Records for this task:
══════
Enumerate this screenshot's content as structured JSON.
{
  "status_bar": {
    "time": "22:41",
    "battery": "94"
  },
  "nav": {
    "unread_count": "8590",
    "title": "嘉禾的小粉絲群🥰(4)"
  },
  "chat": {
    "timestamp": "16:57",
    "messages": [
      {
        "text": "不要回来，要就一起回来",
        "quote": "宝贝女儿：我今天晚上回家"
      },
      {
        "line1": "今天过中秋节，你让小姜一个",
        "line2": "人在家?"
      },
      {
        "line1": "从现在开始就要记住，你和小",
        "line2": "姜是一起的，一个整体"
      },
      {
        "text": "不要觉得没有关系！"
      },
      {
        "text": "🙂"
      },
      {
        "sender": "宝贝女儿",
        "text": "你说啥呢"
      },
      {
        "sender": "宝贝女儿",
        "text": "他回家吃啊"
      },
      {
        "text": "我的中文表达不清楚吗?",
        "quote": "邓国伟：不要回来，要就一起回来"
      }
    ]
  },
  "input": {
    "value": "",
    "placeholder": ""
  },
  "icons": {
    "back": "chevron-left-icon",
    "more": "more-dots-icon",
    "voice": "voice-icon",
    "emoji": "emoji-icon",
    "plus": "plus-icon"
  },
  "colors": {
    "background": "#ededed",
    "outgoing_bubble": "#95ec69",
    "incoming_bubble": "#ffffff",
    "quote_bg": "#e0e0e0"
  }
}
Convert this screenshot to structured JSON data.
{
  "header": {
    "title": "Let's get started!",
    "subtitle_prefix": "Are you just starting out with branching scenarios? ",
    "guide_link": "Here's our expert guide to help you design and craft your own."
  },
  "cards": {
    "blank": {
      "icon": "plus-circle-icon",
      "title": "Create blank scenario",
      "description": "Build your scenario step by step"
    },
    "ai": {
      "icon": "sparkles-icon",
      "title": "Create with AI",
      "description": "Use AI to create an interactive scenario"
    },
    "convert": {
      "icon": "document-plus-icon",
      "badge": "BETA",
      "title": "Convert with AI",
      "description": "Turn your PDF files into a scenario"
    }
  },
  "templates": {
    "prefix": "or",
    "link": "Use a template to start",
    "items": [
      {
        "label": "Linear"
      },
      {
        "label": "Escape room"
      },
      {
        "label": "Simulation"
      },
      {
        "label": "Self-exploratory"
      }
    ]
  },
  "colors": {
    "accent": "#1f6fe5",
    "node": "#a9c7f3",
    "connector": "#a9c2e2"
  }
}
══════
Output the records exactly, including every line.

Response to this task:
Enumerate this screenshot's content as structured JSON.
{
  "status_bar": {
    "time": "22:41",
    "battery": "94"
  },
  "nav": {
    "unread_count": "8590",
    "title": "嘉禾的小粉絲群🥰(4)"
  },
  "chat": {
    "timestamp": "16:57",
    "messages": [
      {
        "text": "不要回来，要就一起回来",
        "quote": "宝贝女儿：我今天晚上回家"
      },
      {
        "line1": "今天过中秋节，你让小姜一个",
        "line2": "人在家?"
      },
      {
        "line1": "从现在开始就要记住，你和小",
        "line2": "姜是一起的，一个整体"
      },
      {
        "text": "不要觉得没有关系！"
      },
      {
        "text": "🙂"
      },
      {
        "sender": "宝贝女儿",
        "text": "你说啥呢"
      },
      {
        "sender": "宝贝女儿",
        "text": "他回家吃啊"
      },
      {
        "text": "我的中文表达不清楚吗?",
        "quote": "邓国伟：不要回来，要就一起回来"
      }
    ]
  },
  "input": {
    "value": "",
    "placeholder": ""
  },
  "icons": {
    "back": "chevron-left-icon",
    "more": "more-dots-icon",
    "voice": "voice-icon",
    "emoji": "emoji-icon",
    "plus": "plus-icon"
  },
  "colors": {
    "background": "#ededed",
    "outgoing_bubble": "#95ec69",
    "incoming_bubble": "#ffffff",
    "quote_bg": "#e0e0e0"
  }
}
Convert this screenshot to structured JSON data.
{
  "header": {
    "title": "Let's get started!",
    "subtitle_prefix": "Are you just starting out with branching scenarios? ",
    "guide_link": "Here's our expert guide to help you design and craft your own."
  },
  "cards": {
    "blank": {
      "icon": "plus-circle-icon",
      "title": "Create blank scenario",
      "description": "Build your scenario step by step"
    },
    "ai": {
      "icon": "sparkles-icon",
      "title": "Create with AI",
      "description": "Use AI to create an interactive scenario"
    },
    "convert": {
      "icon": "document-plus-icon",
      "badge": "BETA",
      "title": "Convert with AI",
      "description": "Turn your PDF files into a scenario"
    }
  },
  "templates": {
    "prefix": "or",
    "link": "Use a template to start",
    "items": [
      {
        "label": "Linear"
      },
      {
        "label": "Escape room"
      },
      {
        "label": "Simulation"
      },
      {
        "label": "Self-exploratory"
      }
    ]
  },
  "colors": {
    "accent": "#1f6fe5",
    "node": "#a9c7f3",
    "connector": "#a9c2e2"
  }
}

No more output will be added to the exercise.